La reciente expansión crediticia que hemos sufrido en España ha dado lugar a una burbuja inmobiliaria caracterizada por la inflación de precios de estos inmuebles y por la excesiva concentración de los activos bancarios en sectores relacionados con la construcción.
Los bajos tipos de interés han favorecido un crecimiento de la deuda privada sin parangón en nuestra historia, lo que hace surgir dudas razonables sobre qué cantidad de toda esa deuda está siendo utilizada para usos productivos y, por consiguiente, podrá ser pagadera.
No existe ningún indicador agregado que delimite exactamente qué cantidad de deuda entrará en default y cuál no. Al fin y al cabo, los impagos se producen debido a las condiciones financieras de cada unidad económica que pueden verse modificadas e influidas por numerosos factores.
Sin embargo, sí puede construirse algún indicador que trate de mostrar la evolución de la calidad de la deuda de un país o de un sector económico. Un incremento sostenido en la calidad de la deuda indica un saneamiento de las peores inversiones y refuerza la posición financiera de un sistema económico; una disminución permanente de la calidad de la deuda, sobre todo cuando se producen caídas bruscas en la misma, vendría a mostrar un crecimiento en el número de inversiones inferiores y un debilitamiento de la situación financiera de ese sistema económico.

• ACTIVIDADES
• A. Según el texto sobre la deuda en España, ¿qué ha favorecido el crecimiento de la deuda privada?
• B. Enumera todas las consecuencias que el texto sobre la deuda en España atribuye a un incremento sostenido o a una disminución permanente de la calidad de la deuda.
• C. Reanuda el texto sobre la deuda en España a partir de su última oración.

• INFORMACIÓN MOSTRADA
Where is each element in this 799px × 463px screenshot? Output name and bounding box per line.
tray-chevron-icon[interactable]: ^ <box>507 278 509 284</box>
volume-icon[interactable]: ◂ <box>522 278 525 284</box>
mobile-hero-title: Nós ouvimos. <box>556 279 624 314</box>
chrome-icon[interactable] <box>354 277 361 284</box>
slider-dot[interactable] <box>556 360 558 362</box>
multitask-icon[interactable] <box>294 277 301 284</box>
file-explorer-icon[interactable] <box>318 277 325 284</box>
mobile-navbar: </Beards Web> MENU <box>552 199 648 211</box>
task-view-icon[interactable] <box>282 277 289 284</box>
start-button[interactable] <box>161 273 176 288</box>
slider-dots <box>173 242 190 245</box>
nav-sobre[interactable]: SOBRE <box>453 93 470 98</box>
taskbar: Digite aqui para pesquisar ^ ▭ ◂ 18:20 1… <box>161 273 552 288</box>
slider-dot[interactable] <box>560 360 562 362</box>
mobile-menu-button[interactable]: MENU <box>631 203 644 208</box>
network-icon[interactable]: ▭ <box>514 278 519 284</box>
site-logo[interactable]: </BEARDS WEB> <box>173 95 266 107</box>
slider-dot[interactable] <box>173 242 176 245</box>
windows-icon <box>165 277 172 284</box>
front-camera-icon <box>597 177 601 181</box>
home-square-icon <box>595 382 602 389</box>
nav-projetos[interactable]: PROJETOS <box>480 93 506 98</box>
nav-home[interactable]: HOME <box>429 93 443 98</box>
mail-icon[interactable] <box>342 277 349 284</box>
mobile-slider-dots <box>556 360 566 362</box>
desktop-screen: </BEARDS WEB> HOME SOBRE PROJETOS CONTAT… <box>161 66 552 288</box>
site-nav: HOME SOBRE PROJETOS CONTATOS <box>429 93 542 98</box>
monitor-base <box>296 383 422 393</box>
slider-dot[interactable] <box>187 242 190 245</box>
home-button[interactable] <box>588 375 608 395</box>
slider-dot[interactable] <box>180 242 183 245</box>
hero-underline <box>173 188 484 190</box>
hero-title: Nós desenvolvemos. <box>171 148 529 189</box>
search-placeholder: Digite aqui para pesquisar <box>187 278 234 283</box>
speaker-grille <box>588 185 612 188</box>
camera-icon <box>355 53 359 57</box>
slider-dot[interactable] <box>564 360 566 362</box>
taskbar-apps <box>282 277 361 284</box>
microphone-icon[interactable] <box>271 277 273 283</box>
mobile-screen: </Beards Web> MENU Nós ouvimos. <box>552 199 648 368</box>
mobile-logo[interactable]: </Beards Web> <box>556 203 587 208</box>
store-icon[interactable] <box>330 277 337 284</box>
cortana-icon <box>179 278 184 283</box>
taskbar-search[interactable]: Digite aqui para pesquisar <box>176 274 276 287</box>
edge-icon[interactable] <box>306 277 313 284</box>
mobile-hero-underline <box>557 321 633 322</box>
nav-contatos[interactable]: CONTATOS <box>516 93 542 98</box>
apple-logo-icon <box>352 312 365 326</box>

• RESPUESTAS POR ÍTEM
• A. Los bajos tipos de interés.

• B.
- Un saneamiento de las peores inversiones.
- Un refuerzo de la posición financiera de un sistema económico.
- Un crecimiento en el número de inversiones inferiores.
- Un debilitamiento de la situación financiera de ese sistema económico.

• C.
Pese a que la calidad de la deuda se ve influida por numerosos factores (como la cantidad de fondos propios del deudor o la estructura de vencimiento de créditos y deudas) es evidente que un factor fundamental es la rentabilidad de la inversión que viene a financiar. Si un inversor se endeuda para sufragar proyectos de rentabilidad inferior al servicio de la deuda, puede que ese inversor cumpla sus compromisos con los acreedores (si cuenta con suficientes fondos propios o con otra deuda de vencimiento ulterior) pero resulta indudable que esa deuda es mala y le reportará pérdidas.
Así las cosas, trataremos de determinar la calidad de la nueva deuda que se ha ido contrayendo en España durante los últimos años. Para ello nos vamos a fijar en la capacidad de servicio de la deuda viva en relación con la producción actual, esto es, el Producto Interior Bruto dividido por el stock de deuda.
La capacidad de servicio de la deuda viva a partir de la producción actual nos señala cuántos euros de renta generamos con cada euro de deuda existente. Por ejemplo, capacidad de servicio del 200% significa que cada euro de deuda sirve para generar 2 euros de PIB. O, si la invertimos, que con la mitad renta actual podemos retirar la totalidad de la deuda.
Pero más significativo que el porcentaje aislado resulta su evolución a lo largo del tiempo. Que la capacidad de servicio de la deuda disminuya significa que los inversores se están apalancando para acometer proyectos que generan una rentabilidad cada vez menor y que, por tanto, cada unidad adicional de deuda va siendo de peor de calidad.